Stored data:
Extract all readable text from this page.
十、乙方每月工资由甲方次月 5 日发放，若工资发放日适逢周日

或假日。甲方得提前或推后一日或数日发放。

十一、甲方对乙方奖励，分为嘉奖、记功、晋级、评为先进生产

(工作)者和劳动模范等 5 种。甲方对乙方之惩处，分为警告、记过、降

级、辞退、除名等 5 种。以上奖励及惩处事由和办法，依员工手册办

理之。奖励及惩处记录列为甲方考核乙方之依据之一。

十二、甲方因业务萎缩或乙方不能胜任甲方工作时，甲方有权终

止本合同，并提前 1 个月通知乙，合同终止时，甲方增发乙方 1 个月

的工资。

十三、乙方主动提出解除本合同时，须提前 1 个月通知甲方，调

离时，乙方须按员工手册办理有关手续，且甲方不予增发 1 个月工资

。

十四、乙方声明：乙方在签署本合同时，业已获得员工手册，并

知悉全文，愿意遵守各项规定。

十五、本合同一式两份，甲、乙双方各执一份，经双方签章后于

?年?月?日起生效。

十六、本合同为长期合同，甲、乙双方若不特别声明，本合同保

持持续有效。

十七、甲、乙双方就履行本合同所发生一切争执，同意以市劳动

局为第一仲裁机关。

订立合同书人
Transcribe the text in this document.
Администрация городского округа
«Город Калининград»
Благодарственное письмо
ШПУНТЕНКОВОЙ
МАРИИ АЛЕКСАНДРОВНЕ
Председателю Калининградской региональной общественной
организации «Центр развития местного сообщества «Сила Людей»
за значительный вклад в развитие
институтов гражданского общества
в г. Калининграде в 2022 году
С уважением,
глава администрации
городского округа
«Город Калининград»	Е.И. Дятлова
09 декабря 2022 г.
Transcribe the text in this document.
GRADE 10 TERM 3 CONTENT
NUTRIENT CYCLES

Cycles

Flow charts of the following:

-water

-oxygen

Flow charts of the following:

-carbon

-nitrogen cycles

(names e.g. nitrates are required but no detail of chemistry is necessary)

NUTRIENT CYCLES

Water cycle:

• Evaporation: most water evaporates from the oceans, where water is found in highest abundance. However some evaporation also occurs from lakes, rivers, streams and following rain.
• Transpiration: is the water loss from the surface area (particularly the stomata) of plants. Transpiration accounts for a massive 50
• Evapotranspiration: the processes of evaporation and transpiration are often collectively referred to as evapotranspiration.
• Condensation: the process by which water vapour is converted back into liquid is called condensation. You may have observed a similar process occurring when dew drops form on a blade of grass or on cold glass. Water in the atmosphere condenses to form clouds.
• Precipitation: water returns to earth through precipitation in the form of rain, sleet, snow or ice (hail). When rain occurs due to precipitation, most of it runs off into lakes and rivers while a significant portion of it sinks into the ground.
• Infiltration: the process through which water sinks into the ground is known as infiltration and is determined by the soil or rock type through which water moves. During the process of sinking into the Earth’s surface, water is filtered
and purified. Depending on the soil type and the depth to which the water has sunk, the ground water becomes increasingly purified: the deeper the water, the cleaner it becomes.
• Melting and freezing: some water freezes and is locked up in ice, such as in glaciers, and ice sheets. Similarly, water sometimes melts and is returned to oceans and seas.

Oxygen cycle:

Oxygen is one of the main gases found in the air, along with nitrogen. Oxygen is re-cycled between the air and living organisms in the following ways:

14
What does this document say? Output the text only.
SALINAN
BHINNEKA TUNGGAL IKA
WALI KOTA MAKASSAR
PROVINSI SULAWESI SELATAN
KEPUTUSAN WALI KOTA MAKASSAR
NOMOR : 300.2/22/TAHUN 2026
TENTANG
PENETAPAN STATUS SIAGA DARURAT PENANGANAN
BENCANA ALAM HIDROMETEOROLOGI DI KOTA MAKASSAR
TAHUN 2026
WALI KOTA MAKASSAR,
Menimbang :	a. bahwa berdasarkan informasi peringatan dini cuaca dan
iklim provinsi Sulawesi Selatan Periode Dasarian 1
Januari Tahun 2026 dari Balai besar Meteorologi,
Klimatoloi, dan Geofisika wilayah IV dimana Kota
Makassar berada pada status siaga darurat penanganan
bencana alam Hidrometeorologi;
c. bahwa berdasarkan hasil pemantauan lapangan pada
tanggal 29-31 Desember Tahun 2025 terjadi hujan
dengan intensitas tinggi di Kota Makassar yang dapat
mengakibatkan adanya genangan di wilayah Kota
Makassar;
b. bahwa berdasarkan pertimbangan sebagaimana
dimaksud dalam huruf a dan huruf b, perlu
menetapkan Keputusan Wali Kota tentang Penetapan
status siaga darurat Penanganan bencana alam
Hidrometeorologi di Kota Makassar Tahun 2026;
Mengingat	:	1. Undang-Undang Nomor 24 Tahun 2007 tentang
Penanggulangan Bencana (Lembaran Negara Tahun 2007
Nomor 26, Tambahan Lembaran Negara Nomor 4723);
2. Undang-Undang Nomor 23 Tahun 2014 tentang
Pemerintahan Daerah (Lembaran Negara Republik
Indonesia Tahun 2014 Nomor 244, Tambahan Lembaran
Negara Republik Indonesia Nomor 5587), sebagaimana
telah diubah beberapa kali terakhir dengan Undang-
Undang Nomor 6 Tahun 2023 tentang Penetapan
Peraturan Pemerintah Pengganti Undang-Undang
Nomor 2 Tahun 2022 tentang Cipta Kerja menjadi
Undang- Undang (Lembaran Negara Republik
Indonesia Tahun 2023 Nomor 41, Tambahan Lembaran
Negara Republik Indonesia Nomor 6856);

The request:
Your task is to reproduce all of the records exactly.

Task solution:
Extract all readable text from this page.
十、乙方每月工资由甲方次月 5 日发放，若工资发放日适逢周日

或假日。甲方得提前或推后一日或数日发放。

十一、甲方对乙方奖励，分为嘉奖、记功、晋级、评为先进生产

(工作)者和劳动模范等 5 种。甲方对乙方之惩处，分为警告、记过、降

级、辞退、除名等 5 种。以上奖励及惩处事由和办法，依员工手册办

理之。奖励及惩处记录列为甲方考核乙方之依据之一。

十二、甲方因业务萎缩或乙方不能胜任甲方工作时，甲方有权终

止本合同，并提前 1 个月通知乙，合同终止时，甲方增发乙方 1 个月

的工资。

十三、乙方主动提出解除本合同时，须提前 1 个月通知甲方，调

离时，乙方须按员工手册办理有关手续，且甲方不予增发 1 个月工资

。

十四、乙方声明：乙方在签署本合同时，业已获得员工手册，并

知悉全文，愿意遵守各项规定。

十五、本合同一式两份，甲、乙双方各执一份，经双方签章后于

?年?月?日起生效。

十六、本合同为长期合同，甲、乙双方若不特别声明，本合同保

持持续有效。

十七、甲、乙双方就履行本合同所发生一切争执，同意以市劳动

局为第一仲裁机关。

订立合同书人
Transcribe the text in this document.
Администрация городского округа
«Город Калининград»
Благодарственное письмо
ШПУНТЕНКОВОЙ
МАРИИ АЛЕКСАНДРОВНЕ
Председателю Калининградской региональной общественной
организации «Центр развития местного сообщества «Сила Людей»
за значительный вклад в развитие
институтов гражданского общества
в г. Калининграде в 2022 году
С уважением,
глава администрации
городского округа
«Город Калининград»	Е.И. Дятлова
09 декабря 2022 г.
Transcribe the text in this document.
GRADE 10 TERM 3 CONTENT
NUTRIENT CYCLES

Cycles

Flow charts of the following:

-water

-oxygen

Flow charts of the following:

-carbon

-nitrogen cycles

(names e.g. nitrates are required but no detail of chemistry is necessary)

NUTRIENT CYCLES

Water cycle:

• Evaporation: most water evaporates from the oceans, where water is found in highest abundance. However some evaporation also occurs from lakes, rivers, streams and following rain.
• Transpiration: is the water loss from the surface area (particularly the stomata) of plants. Transpiration accounts for a massive 50
• Evapotranspiration: the processes of evaporation and transpiration are often collectively referred to as evapotranspiration.
• Condensation: the process by which water vapour is converted back into liquid is called condensation. You may have observed a similar process occurring when dew drops form on a blade of grass or on cold glass. Water in the atmosphere condenses to form clouds.
• Precipitation: water returns to earth through precipitation in the form of rain, sleet, snow or ice (hail). When rain occurs due to precipitation, most of it runs off into lakes and rivers while a significant portion of it sinks into the ground.
• Infiltration: the process through which water sinks into the ground is known as infiltration and is determined by the soil or rock type through which water moves. During the process of sinking into the Earth’s surface, water is filtered
and purified. Depending on the soil type and the depth to which the water has sunk, the ground water becomes increasingly purified: the deeper the water, the cleaner it becomes.
• Melting and freezing: some water freezes and is locked up in ice, such as in glaciers, and ice sheets. Similarly, water sometimes melts and is returned to oceans and seas.

Oxygen cycle:

Oxygen is one of the main gases found in the air, along with nitrogen. Oxygen is re-cycled between the air and living organisms in the following ways:

14
What does this document say? Output the text only.
SALINAN
BHINNEKA TUNGGAL IKA
WALI KOTA MAKASSAR
PROVINSI SULAWESI SELATAN
KEPUTUSAN WALI KOTA MAKASSAR
NOMOR : 300.2/22/TAHUN 2026
TENTANG
PENETAPAN STATUS SIAGA DARURAT PENANGANAN
BENCANA ALAM HIDROMETEOROLOGI DI KOTA MAKASSAR
TAHUN 2026
WALI KOTA MAKASSAR,
Menimbang :	a. bahwa berdasarkan informasi peringatan dini cuaca dan
iklim provinsi Sulawesi Selatan Periode Dasarian 1
Januari Tahun 2026 dari Balai besar Meteorologi,
Klimatoloi, dan Geofisika wilayah IV dimana Kota
Makassar berada pada status siaga darurat penanganan
bencana alam Hidrometeorologi;
c. bahwa berdasarkan hasil pemantauan lapangan pada
tanggal 29-31 Desember Tahun 2025 terjadi hujan
dengan intensitas tinggi di Kota Makassar yang dapat
mengakibatkan adanya genangan di wilayah Kota
Makassar;
b. bahwa berdasarkan pertimbangan sebagaimana
dimaksud dalam huruf a dan huruf b, perlu
menetapkan Keputusan Wali Kota tentang Penetapan
status siaga darurat Penanganan bencana alam
Hidrometeorologi di Kota Makassar Tahun 2026;
Mengingat	:	1. Undang-Undang Nomor 24 Tahun 2007 tentang
Penanggulangan Bencana (Lembaran Negara Tahun 2007
Nomor 26, Tambahan Lembaran Negara Nomor 4723);
2. Undang-Undang Nomor 23 Tahun 2014 tentang
Pemerintahan Daerah (Lembaran Negara Republik
Indonesia Tahun 2014 Nomor 244, Tambahan Lembaran
Negara Republik Indonesia Nomor 5587), sebagaimana
telah diubah beberapa kali terakhir dengan Undang-
Undang Nomor 6 Tahun 2023 tentang Penetapan
Peraturan Pemerintah Pengganti Undang-Undang
Nomor 2 Tahun 2022 tentang Cipta Kerja menjadi
Undang- Undang (Lembaran Negara Republik
Indonesia Tahun 2023 Nomor 41, Tambahan Lembaran
Negara Republik Indonesia Nomor 6856);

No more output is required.